-- start of INFORMATION PROVIDED --
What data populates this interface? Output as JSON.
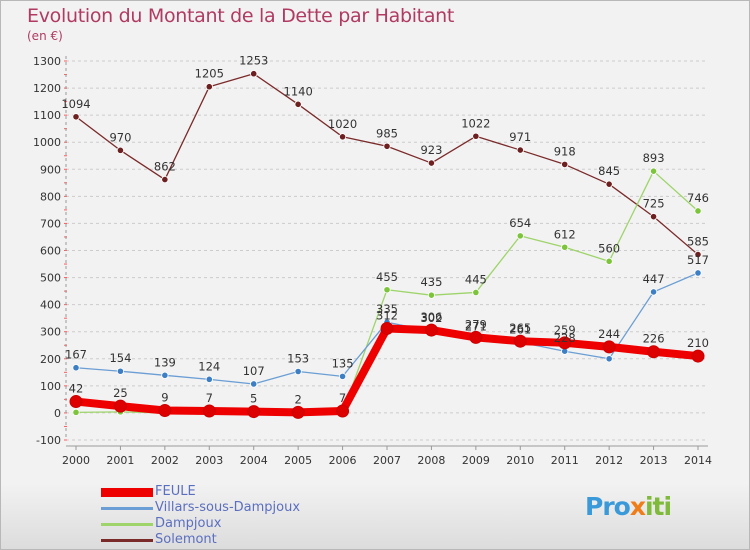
{
  "title": "Evolution du Montant de la Dette par Habitant",
  "unit": "(en €)",
  "logo": {
    "p1": "Pro",
    "x": "x",
    "p2": "iti"
  },
  "colors": {
    "title": "#b03a62",
    "grid": "#cccccc",
    "text": "#333333",
    "legend_text": "#5b6fc0"
  },
  "chart_data": {
    "type": "line",
    "title": "Evolution du Montant de la Dette par Habitant",
    "ylabel": "(en €)",
    "xlabel": "",
    "x": [
      "2000",
      "2001",
      "2002",
      "2003",
      "2004",
      "2005",
      "2006",
      "2007",
      "2008",
      "2009",
      "2010",
      "2011",
      "2012",
      "2013",
      "2014"
    ],
    "ylim": [
      -100,
      1300
    ],
    "yticks": [
      -100,
      0,
      100,
      200,
      300,
      400,
      500,
      600,
      700,
      800,
      900,
      1000,
      1100,
      1200,
      1300
    ],
    "grid": "horizontal",
    "legend_position": "bottom-left",
    "series": [
      {
        "name": "Solemont",
        "color": "#7b2a2a",
        "marker": "#6e1f1f",
        "width": 1.3,
        "values": [
          1094,
          970,
          862,
          1205,
          1253,
          1140,
          1020,
          985,
          923,
          1022,
          971,
          918,
          845,
          725,
          585
        ],
        "labels": [
          "1094",
          "970",
          "862",
          "1205",
          "1253",
          "1140",
          "1020",
          "985",
          "923",
          "1022",
          "971",
          "918",
          "845",
          "725",
          "585"
        ]
      },
      {
        "name": "Dampjoux",
        "color": "#9ed46a",
        "marker": "#7cc43a",
        "width": 1.3,
        "values": [
          2,
          4,
          0,
          4,
          3,
          2,
          0,
          455,
          435,
          445,
          654,
          612,
          560,
          893,
          746
        ],
        "labels": [
          "",
          "",
          "",
          "",
          "",
          "",
          "",
          "455",
          "435",
          "445",
          "654",
          "612",
          "560",
          "893",
          "746"
        ]
      },
      {
        "name": "Villars-sous-Dampjoux",
        "color": "#6b9ed4",
        "marker": "#3d7fc4",
        "width": 1.3,
        "values": [
          167,
          154,
          139,
          124,
          107,
          153,
          135,
          335,
          302,
          271,
          261,
          228,
          200,
          447,
          517
        ],
        "labels": [
          "167",
          "154",
          "139",
          "124",
          "107",
          "153",
          "135",
          "335",
          "302",
          "271",
          "261",
          "228",
          "",
          "447",
          "517"
        ]
      },
      {
        "name": "FEULE",
        "color": "#ee0000",
        "marker": "#dd0000",
        "width": 8,
        "values": [
          42,
          25,
          9,
          7,
          5,
          2,
          7,
          312,
          306,
          279,
          265,
          259,
          244,
          226,
          210
        ],
        "labels": [
          "42",
          "25",
          "9",
          "7",
          "5",
          "2",
          "7",
          "312",
          "306",
          "279",
          "265",
          "259",
          "244",
          "226",
          "210"
        ]
      }
    ],
    "legend": [
      "FEULE",
      "Villars-sous-Dampjoux",
      "Dampjoux",
      "Solemont"
    ]
  }
}
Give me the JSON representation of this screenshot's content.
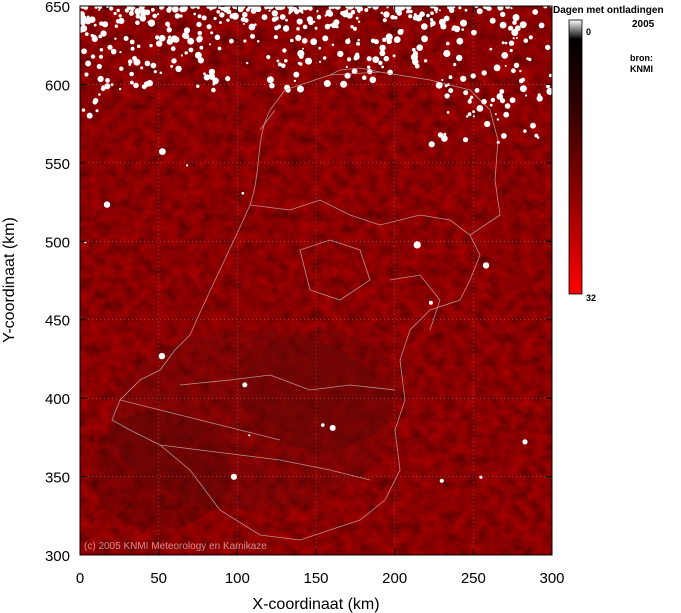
{
  "map": {
    "copyright": "(c) 2005 KNMI Meteorology en Kamikaze",
    "x_label": "X-coordinaat (km)",
    "y_label": "Y-coordinaat (km)",
    "x_ticks": [
      "0",
      "50",
      "100",
      "150",
      "200",
      "250",
      "300"
    ],
    "y_ticks": [
      "300",
      "350",
      "400",
      "450",
      "500",
      "550",
      "600",
      "650"
    ],
    "x_range": [
      0,
      300
    ],
    "y_range": [
      300,
      650
    ],
    "grid": true
  },
  "legend": {
    "title": "Dagen met ontladingen",
    "year": "2005",
    "source_label": "bron:",
    "source_name": "KNMI",
    "min_label": "0",
    "max_label": "32",
    "colors": [
      "#ffffff",
      "#000000",
      "#ff0000"
    ]
  }
}
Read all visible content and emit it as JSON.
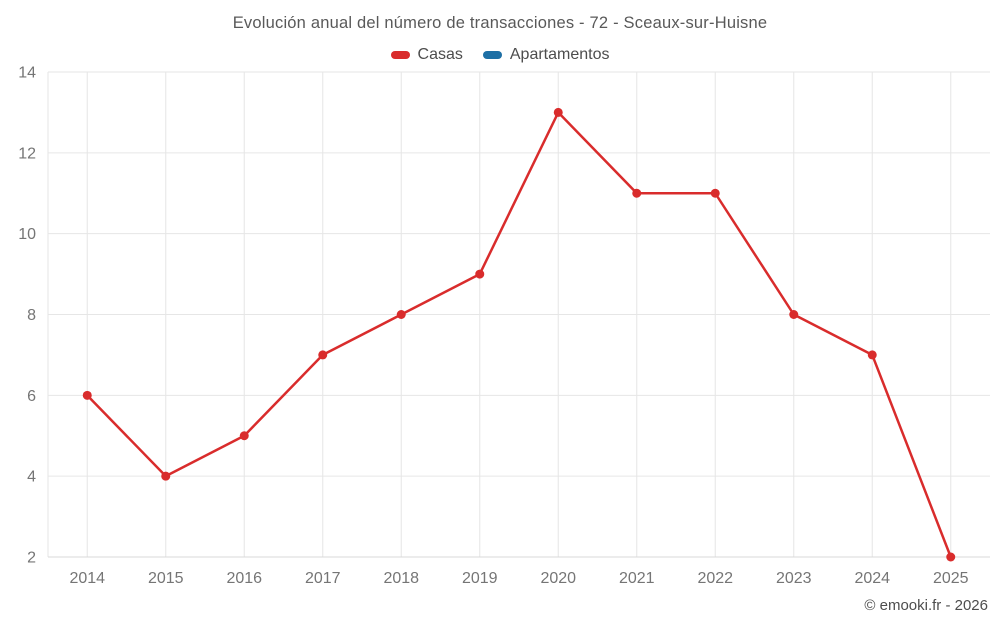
{
  "chart_data": {
    "type": "line",
    "title": "Evolución anual del número de transacciones - 72 - Sceaux-sur-Huisne",
    "categories": [
      "2014",
      "2015",
      "2016",
      "2017",
      "2018",
      "2019",
      "2020",
      "2021",
      "2022",
      "2023",
      "2024",
      "2025"
    ],
    "series": [
      {
        "name": "Casas",
        "color": "#d92c2c",
        "values": [
          6,
          4,
          5,
          7,
          8,
          9,
          13,
          11,
          11,
          8,
          7,
          2
        ]
      },
      {
        "name": "Apartamentos",
        "color": "#1d6fa5",
        "values": []
      }
    ],
    "xlabel": "",
    "ylabel": "",
    "ylim": [
      2,
      14
    ],
    "yticks": [
      2,
      4,
      6,
      8,
      10,
      12,
      14
    ],
    "grid": true,
    "legend_position": "top",
    "gridline_color": "#e6e6e6",
    "axis_line_color": "#d9d9d9",
    "axis_label_color": "#757575"
  },
  "footer": {
    "text": "© emooki.fr - 2026"
  }
}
-- end of INFORMATION PROVIDED --
**STATED GOAL**
Reproduce all of the entries word for word, skipping any pictures they hold.

**REPLY TO THE TASK**
What data populates this interface? Output as JSON.
{
  "title": "Evolution du Montant de la Dette par Habitant",
  "unit": "(en €)",
  "logo": {
    "p1": "Pro",
    "x": "x",
    "p2": "iti"
  },
  "colors": {
    "title": "#b03a62",
    "grid": "#cccccc",
    "text": "#333333",
    "legend_text": "#5b6fc0"
  },
  "chart_data": {
    "type": "line",
    "title": "Evolution du Montant de la Dette par Habitant",
    "ylabel": "(en €)",
    "xlabel": "",
    "x": [
      "2000",
      "2001",
      "2002",
      "2003",
      "2004",
      "2005",
      "2006",
      "2007",
      "2008",
      "2009",
      "2010",
      "2011",
      "2012",
      "2013",
      "2014"
    ],
    "ylim": [
      -100,
      1300
    ],
    "yticks": [
      -100,
      0,
      100,
      200,
      300,
      400,
      500,
      600,
      700,
      800,
      900,
      1000,
      1100,
      1200,
      1300
    ],
    "grid": "horizontal",
    "legend_position": "bottom-left",
    "series": [
      {
        "name": "Solemont",
        "color": "#7b2a2a",
        "marker": "#6e1f1f",
        "width": 1.3,
        "values": [
          1094,
          970,
          862,
          1205,
          1253,
          1140,
          1020,
          985,
          923,
          1022,
          971,
          918,
          845,
          725,
          585
        ],
        "labels": [
          "1094",
          "970",
          "862",
          "1205",
          "1253",
          "1140",
          "1020",
          "985",
          "923",
          "1022",
          "971",
          "918",
          "845",
          "725",
          "585"
        ]
      },
      {
        "name": "Dampjoux",
        "color": "#9ed46a",
        "marker": "#7cc43a",
        "width": 1.3,
        "values": [
          2,
          4,
          0,
          4,
          3,
          2,
          0,
          455,
          435,
          445,
          654,
          612,
          560,
          893,
          746
        ],
        "labels": [
          "",
          "",
          "",
          "",
          "",
          "",
          "",
          "455",
          "435",
          "445",
          "654",
          "612",
          "560",
          "893",
          "746"
        ]
      },
      {
        "name": "Villars-sous-Dampjoux",
        "color": "#6b9ed4",
        "marker": "#3d7fc4",
        "width": 1.3,
        "values": [
          167,
          154,
          139,
          124,
          107,
          153,
          135,
          335,
          302,
          271,
          261,
          228,
          200,
          447,
          517
        ],
        "labels": [
          "167",
          "154",
          "139",
          "124",
          "107",
          "153",
          "135",
          "335",
          "302",
          "271",
          "261",
          "228",
          "",
          "447",
          "517"
        ]
      },
      {
        "name": "FEULE",
        "color": "#ee0000",
        "marker": "#dd0000",
        "width": 8,
        "values": [
          42,
          25,
          9,
          7,
          5,
          2,
          7,
          312,
          306,
          279,
          265,
          259,
          244,
          226,
          210
        ],
        "labels": [
          "42",
          "25",
          "9",
          "7",
          "5",
          "2",
          "7",
          "312",
          "306",
          "279",
          "265",
          "259",
          "244",
          "226",
          "210"
        ]
      }
    ],
    "legend": [
      "FEULE",
      "Villars-sous-Dampjoux",
      "Dampjoux",
      "Solemont"
    ]
  }
}
Give me the JSON representation of this screenshot's content.
{
  "map": {
    "copyright": "(c) 2005 KNMI Meteorology en Kamikaze",
    "x_label": "X-coordinaat (km)",
    "y_label": "Y-coordinaat (km)",
    "x_ticks": [
      "0",
      "50",
      "100",
      "150",
      "200",
      "250",
      "300"
    ],
    "y_ticks": [
      "300",
      "350",
      "400",
      "450",
      "500",
      "550",
      "600",
      "650"
    ],
    "x_range": [
      0,
      300
    ],
    "y_range": [
      300,
      650
    ],
    "grid": true
  },
  "legend": {
    "title": "Dagen met ontladingen",
    "year": "2005",
    "source_label": "bron:",
    "source_name": "KNMI",
    "min_label": "0",
    "max_label": "32",
    "colors": [
      "#ffffff",
      "#000000",
      "#ff0000"
    ]
  }
}
Read all visible content and emit it as JSON.
{
  "chart_data": {
    "type": "line",
    "title": "Evolución anual del número de transacciones - 72 - Sceaux-sur-Huisne",
    "categories": [
      "2014",
      "2015",
      "2016",
      "2017",
      "2018",
      "2019",
      "2020",
      "2021",
      "2022",
      "2023",
      "2024",
      "2025"
    ],
    "series": [
      {
        "name": "Casas",
        "color": "#d92c2c",
        "values": [
          6,
          4,
          5,
          7,
          8,
          9,
          13,
          11,
          11,
          8,
          7,
          2
        ]
      },
      {
        "name": "Apartamentos",
        "color": "#1d6fa5",
        "values": []
      }
    ],
    "xlabel": "",
    "ylabel": "",
    "ylim": [
      2,
      14
    ],
    "yticks": [
      2,
      4,
      6,
      8,
      10,
      12,
      14
    ],
    "grid": true,
    "legend_position": "top",
    "gridline_color": "#e6e6e6",
    "axis_line_color": "#d9d9d9",
    "axis_label_color": "#757575"
  },
  "footer": {
    "text": "© emooki.fr - 2026"
  }
}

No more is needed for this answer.